__WHAT YOU SHOULD DO__
Repeat the entries word for word. Leave nothing out.

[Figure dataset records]
▬▬▬▬▬▬

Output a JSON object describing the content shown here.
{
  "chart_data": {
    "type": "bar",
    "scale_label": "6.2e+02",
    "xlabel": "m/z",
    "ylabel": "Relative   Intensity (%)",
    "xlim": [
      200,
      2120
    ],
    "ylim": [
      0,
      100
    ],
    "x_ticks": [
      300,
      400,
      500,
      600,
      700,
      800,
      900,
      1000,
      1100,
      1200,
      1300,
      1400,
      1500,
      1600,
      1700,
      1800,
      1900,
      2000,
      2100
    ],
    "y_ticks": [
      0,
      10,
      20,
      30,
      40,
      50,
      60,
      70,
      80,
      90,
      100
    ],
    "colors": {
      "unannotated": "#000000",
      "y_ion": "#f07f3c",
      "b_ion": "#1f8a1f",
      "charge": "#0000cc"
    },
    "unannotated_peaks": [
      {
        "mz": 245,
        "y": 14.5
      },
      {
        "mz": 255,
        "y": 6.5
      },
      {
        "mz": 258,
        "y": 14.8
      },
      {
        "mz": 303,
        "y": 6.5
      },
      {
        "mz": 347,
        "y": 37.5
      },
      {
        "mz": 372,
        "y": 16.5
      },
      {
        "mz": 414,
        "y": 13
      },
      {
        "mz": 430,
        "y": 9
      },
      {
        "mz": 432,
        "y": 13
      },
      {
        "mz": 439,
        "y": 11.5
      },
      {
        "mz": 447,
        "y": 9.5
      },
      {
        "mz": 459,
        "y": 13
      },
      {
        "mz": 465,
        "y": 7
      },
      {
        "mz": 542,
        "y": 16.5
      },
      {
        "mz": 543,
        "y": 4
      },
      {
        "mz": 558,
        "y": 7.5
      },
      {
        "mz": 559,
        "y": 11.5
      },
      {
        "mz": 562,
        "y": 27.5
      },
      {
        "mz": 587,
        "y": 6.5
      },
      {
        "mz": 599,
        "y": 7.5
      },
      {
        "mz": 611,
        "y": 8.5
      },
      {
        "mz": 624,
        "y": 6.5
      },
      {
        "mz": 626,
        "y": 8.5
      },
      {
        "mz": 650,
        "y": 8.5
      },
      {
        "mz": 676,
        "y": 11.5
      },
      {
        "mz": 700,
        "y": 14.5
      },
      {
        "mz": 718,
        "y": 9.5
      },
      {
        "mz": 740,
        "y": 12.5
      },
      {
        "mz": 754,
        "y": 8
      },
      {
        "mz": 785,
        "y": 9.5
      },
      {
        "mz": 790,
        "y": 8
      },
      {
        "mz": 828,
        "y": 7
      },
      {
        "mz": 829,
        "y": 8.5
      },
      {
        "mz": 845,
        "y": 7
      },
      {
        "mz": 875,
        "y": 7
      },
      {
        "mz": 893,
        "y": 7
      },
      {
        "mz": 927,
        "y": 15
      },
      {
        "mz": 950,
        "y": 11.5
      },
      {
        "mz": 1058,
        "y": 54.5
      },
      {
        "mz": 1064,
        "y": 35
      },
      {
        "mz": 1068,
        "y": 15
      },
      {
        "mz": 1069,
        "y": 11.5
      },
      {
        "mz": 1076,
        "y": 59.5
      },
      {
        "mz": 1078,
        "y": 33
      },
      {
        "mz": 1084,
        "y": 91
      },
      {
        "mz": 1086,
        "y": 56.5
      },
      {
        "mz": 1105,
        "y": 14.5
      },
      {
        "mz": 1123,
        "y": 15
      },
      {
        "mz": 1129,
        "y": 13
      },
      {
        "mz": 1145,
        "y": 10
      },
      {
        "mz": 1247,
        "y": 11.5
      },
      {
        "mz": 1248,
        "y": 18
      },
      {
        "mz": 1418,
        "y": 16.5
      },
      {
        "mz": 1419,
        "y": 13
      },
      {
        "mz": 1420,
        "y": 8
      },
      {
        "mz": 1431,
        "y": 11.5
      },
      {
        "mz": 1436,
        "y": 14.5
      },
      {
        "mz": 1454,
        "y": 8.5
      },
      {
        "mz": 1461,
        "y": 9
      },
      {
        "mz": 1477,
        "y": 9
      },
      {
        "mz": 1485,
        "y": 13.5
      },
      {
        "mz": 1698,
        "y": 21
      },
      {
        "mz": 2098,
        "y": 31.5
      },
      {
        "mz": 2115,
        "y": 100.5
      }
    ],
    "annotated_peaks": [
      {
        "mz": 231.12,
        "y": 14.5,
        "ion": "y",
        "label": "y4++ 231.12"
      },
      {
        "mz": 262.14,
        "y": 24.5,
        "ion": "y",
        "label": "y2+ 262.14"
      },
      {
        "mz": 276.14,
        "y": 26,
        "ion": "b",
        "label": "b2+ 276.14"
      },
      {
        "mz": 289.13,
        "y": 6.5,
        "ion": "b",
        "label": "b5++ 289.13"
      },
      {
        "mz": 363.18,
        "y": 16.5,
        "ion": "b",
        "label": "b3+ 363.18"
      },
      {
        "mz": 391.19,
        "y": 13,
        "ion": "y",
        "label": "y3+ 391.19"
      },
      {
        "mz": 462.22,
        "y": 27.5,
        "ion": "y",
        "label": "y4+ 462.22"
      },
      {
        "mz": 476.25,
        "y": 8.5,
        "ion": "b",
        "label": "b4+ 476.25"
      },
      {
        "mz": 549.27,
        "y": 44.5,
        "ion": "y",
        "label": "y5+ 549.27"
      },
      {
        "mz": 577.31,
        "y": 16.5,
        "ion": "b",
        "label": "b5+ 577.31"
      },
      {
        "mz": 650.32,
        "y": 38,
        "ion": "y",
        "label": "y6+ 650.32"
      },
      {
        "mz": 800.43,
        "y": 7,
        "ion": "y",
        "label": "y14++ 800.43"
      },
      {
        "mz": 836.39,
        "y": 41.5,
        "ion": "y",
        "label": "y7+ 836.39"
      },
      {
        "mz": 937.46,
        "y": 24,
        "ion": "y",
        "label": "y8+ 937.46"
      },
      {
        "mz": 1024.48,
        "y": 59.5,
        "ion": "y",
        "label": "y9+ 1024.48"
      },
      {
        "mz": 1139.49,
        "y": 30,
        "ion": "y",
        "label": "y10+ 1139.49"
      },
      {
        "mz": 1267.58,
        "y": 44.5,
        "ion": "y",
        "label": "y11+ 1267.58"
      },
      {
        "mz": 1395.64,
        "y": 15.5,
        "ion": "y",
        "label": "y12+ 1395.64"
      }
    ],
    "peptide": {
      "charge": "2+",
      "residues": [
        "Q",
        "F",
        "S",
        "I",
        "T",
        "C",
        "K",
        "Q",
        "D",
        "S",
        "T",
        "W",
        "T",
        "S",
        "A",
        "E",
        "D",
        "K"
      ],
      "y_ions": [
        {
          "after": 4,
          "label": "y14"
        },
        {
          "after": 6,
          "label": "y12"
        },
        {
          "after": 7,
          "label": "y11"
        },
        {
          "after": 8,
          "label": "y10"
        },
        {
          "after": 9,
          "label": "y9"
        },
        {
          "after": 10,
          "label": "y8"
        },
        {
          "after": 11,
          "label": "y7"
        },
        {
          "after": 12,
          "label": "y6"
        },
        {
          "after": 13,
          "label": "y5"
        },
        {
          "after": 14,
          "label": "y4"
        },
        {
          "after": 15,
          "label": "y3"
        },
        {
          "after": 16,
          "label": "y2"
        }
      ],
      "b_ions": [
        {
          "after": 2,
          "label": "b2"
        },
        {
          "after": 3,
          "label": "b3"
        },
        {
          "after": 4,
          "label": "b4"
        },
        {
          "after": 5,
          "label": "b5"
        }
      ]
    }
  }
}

▬▬▬▬▬▬

__RESPONSE FOR THIS EXERCISE__
Output a JSON object describing the content shown here.
{
  "chart_data": {
    "type": "bar",
    "scale_label": "6.2e+02",
    "xlabel": "m/z",
    "ylabel": "Relative   Intensity (%)",
    "xlim": [
      200,
      2120
    ],
    "ylim": [
      0,
      100
    ],
    "x_ticks": [
      300,
      400,
      500,
      600,
      700,
      800,
      900,
      1000,
      1100,
      1200,
      1300,
      1400,
      1500,
      1600,
      1700,
      1800,
      1900,
      2000,
      2100
    ],
    "y_ticks": [
      0,
      10,
      20,
      30,
      40,
      50,
      60,
      70,
      80,
      90,
      100
    ],
    "colors": {
      "unannotated": "#000000",
      "y_ion": "#f07f3c",
      "b_ion": "#1f8a1f",
      "charge": "#0000cc"
    },
    "unannotated_peaks": [
      {
        "mz": 245,
        "y": 14.5
      },
      {
        "mz": 255,
        "y": 6.5
      },
      {
        "mz": 258,
        "y": 14.8
      },
      {
        "mz": 303,
        "y": 6.5
      },
      {
        "mz": 347,
        "y": 37.5
      },
      {
        "mz": 372,
        "y": 16.5
      },
      {
        "mz": 414,
        "y": 13
      },
      {
        "mz": 430,
        "y": 9
      },
      {
        "mz": 432,
        "y": 13
      },
      {
        "mz": 439,
        "y": 11.5
      },
      {
        "mz": 447,
        "y": 9.5
      },
      {
        "mz": 459,
        "y": 13
      },
      {
        "mz": 465,
        "y": 7
      },
      {
        "mz": 542,
        "y": 16.5
      },
      {
        "mz": 543,
        "y": 4
      },
      {
        "mz": 558,
        "y": 7.5
      },
      {
        "mz": 559,
        "y": 11.5
      },
      {
        "mz": 562,
        "y": 27.5
      },
      {
        "mz": 587,
        "y": 6.5
      },
      {
        "mz": 599,
        "y": 7.5
      },
      {
        "mz": 611,
        "y": 8.5
      },
      {
        "mz": 624,
        "y": 6.5
      },
      {
        "mz": 626,
        "y": 8.5
      },
      {
        "mz": 650,
        "y": 8.5
      },
      {
        "mz": 676,
        "y": 11.5
      },
      {
        "mz": 700,
        "y": 14.5
      },
      {
        "mz": 718,
        "y": 9.5
      },
      {
        "mz": 740,
        "y": 12.5
      },
      {
        "mz": 754,
        "y": 8
      },
      {
        "mz": 785,
        "y": 9.5
      },
      {
        "mz": 790,
        "y": 8
      },
      {
        "mz": 828,
        "y": 7
      },
      {
        "mz": 829,
        "y": 8.5
      },
      {
        "mz": 845,
        "y": 7
      },
      {
        "mz": 875,
        "y": 7
      },
      {
        "mz": 893,
        "y": 7
      },
      {
        "mz": 927,
        "y": 15
      },
      {
        "mz": 950,
        "y": 11.5
      },
      {
        "mz": 1058,
        "y": 54.5
      },
      {
        "mz": 1064,
        "y": 35
      },
      {
        "mz": 1068,
        "y": 15
      },
      {
        "mz": 1069,
        "y": 11.5
      },
      {
        "mz": 1076,
        "y": 59.5
      },
      {
        "mz": 1078,
        "y": 33
      },
      {
        "mz": 1084,
        "y": 91
      },
      {
        "mz": 1086,
        "y": 56.5
      },
      {
        "mz": 1105,
        "y": 14.5
      },
      {
        "mz": 1123,
        "y": 15
      },
      {
        "mz": 1129,
        "y": 13
      },
      {
        "mz": 1145,
        "y": 10
      },
      {
        "mz": 1247,
        "y": 11.5
      },
      {
        "mz": 1248,
        "y": 18
      },
      {
        "mz": 1418,
        "y": 16.5
      },
      {
        "mz": 1419,
        "y": 13
      },
      {
        "mz": 1420,
        "y": 8
      },
      {
        "mz": 1431,
        "y": 11.5
      },
      {
        "mz": 1436,
        "y": 14.5
      },
      {
        "mz": 1454,
        "y": 8.5
      },
      {
        "mz": 1461,
        "y": 9
      },
      {
        "mz": 1477,
        "y": 9
      },
      {
        "mz": 1485,
        "y": 13.5
      },
      {
        "mz": 1698,
        "y": 21
      },
      {
        "mz": 2098,
        "y": 31.5
      },
      {
        "mz": 2115,
        "y": 100.5
      }
    ],
    "annotated_peaks": [
      {
        "mz": 231.12,
        "y": 14.5,
        "ion": "y",
        "label": "y4++ 231.12"
      },
      {
        "mz": 262.14,
        "y": 24.5,
        "ion": "y",
        "label": "y2+ 262.14"
      },
      {
        "mz": 276.14,
        "y": 26,
        "ion": "b",
        "label": "b2+ 276.14"
      },
      {
        "mz": 289.13,
        "y": 6.5,
        "ion": "b",
        "label": "b5++ 289.13"
      },
      {
        "mz": 363.18,
        "y": 16.5,
        "ion": "b",
        "label": "b3+ 363.18"
      },
      {
        "mz": 391.19,
        "y": 13,
        "ion": "y",
        "label": "y3+ 391.19"
      },
      {
        "mz": 462.22,
        "y": 27.5,
        "ion": "y",
        "label": "y4+ 462.22"
      },
      {
        "mz": 476.25,
        "y": 8.5,
        "ion": "b",
        "label": "b4+ 476.25"
      },
      {
        "mz": 549.27,
        "y": 44.5,
        "ion": "y",
        "label": "y5+ 549.27"
      },
      {
        "mz": 577.31,
        "y": 16.5,
        "ion": "b",
        "label": "b5+ 577.31"
      },
      {
        "mz": 650.32,
        "y": 38,
        "ion": "y",
        "label": "y6+ 650.32"
      },
      {
        "mz": 800.43,
        "y": 7,
        "ion": "y",
        "label": "y14++ 800.43"
      },
      {
        "mz": 836.39,
        "y": 41.5,
        "ion": "y",
        "label": "y7+ 836.39"
      },
      {
        "mz": 937.46,
        "y": 24,
        "ion": "y",
        "label": "y8+ 937.46"
      },
      {
        "mz": 1024.48,
        "y": 59.5,
        "ion": "y",
        "label": "y9+ 1024.48"
      },
      {
        "mz": 1139.49,
        "y": 30,
        "ion": "y",
        "label": "y10+ 1139.49"
      },
      {
        "mz": 1267.58,
        "y": 44.5,
        "ion": "y",
        "label": "y11+ 1267.58"
      },
      {
        "mz": 1395.64,
        "y": 15.5,
        "ion": "y",
        "label": "y12+ 1395.64"
      }
    ],
    "peptide": {
      "charge": "2+",
      "residues": [
        "Q",
        "F",
        "S",
        "I",
        "T",
        "C",
        "K",
        "Q",
        "D",
        "S",
        "T",
        "W",
        "T",
        "S",
        "A",
        "E",
        "D",
        "K"
      ],
      "y_ions": [
        {
          "after": 4,
          "label": "y14"
        },
        {
          "after": 6,
          "label": "y12"
        },
        {
          "after": 7,
          "label": "y11"
        },
        {
          "after": 8,
          "label": "y10"
        },
        {
          "after": 9,
          "label": "y9"
        },
        {
          "after": 10,
          "label": "y8"
        },
        {
          "after": 11,
          "label": "y7"
        },
        {
          "after": 12,
          "label": "y6"
        },
        {
          "after": 13,
          "label": "y5"
        },
        {
          "after": 14,
          "label": "y4"
        },
        {
          "after": 15,
          "label": "y3"
        },
        {
          "after": 16,
          "label": "y2"
        }
      ],
      "b_ions": [
        {
          "after": 2,
          "label": "b2"
        },
        {
          "after": 3,
          "label": "b3"
        },
        {
          "after": 4,
          "label": "b4"
        },
        {
          "after": 5,
          "label": "b5"
        }
      ]
    }
  }
}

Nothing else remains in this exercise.